---------- PROVIDED MATERIAL

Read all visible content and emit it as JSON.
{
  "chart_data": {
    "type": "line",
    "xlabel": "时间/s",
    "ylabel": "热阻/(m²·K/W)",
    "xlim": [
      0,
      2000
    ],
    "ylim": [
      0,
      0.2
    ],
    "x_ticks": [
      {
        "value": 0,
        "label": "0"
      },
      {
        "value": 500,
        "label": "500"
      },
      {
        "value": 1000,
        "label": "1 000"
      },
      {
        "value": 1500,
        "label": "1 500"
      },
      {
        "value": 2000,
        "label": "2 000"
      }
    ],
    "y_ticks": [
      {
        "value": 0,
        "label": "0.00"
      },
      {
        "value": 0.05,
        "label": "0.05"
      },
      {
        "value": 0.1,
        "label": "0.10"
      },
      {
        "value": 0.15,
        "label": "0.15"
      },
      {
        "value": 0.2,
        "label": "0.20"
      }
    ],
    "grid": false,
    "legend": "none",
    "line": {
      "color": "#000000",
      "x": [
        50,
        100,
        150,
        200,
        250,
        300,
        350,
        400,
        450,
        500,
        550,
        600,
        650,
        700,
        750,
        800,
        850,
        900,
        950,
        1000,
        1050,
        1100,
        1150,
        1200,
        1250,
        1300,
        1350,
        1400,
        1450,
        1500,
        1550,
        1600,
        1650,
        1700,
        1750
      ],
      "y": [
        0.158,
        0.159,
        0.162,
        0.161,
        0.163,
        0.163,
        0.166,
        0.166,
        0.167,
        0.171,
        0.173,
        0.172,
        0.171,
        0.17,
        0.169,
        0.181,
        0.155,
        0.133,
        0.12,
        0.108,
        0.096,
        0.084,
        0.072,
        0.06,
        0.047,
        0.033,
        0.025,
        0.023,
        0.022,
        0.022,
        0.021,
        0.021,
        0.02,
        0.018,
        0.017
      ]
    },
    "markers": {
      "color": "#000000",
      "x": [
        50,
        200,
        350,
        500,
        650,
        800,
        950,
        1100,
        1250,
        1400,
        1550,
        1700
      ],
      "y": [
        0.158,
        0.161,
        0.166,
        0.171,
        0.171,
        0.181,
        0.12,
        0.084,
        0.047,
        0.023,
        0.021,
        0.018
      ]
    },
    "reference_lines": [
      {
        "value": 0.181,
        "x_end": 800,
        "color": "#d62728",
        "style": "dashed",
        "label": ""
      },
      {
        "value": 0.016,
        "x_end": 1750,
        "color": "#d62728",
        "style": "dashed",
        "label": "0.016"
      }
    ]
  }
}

--------------------

OBJECTIVE: Scan the lines above for "value", then copy every one that has it.

REPLY:
        "value": 0,
        "value": 500,
        "value": 1000,
        "value": 1500,
        "value": 2000,
        "value": 0,
        "value": 0.05,
        "value": 0.1,
        "value": 0.15,
        "value": 0.2,
        "value": 0.181,
        "value": 0.016,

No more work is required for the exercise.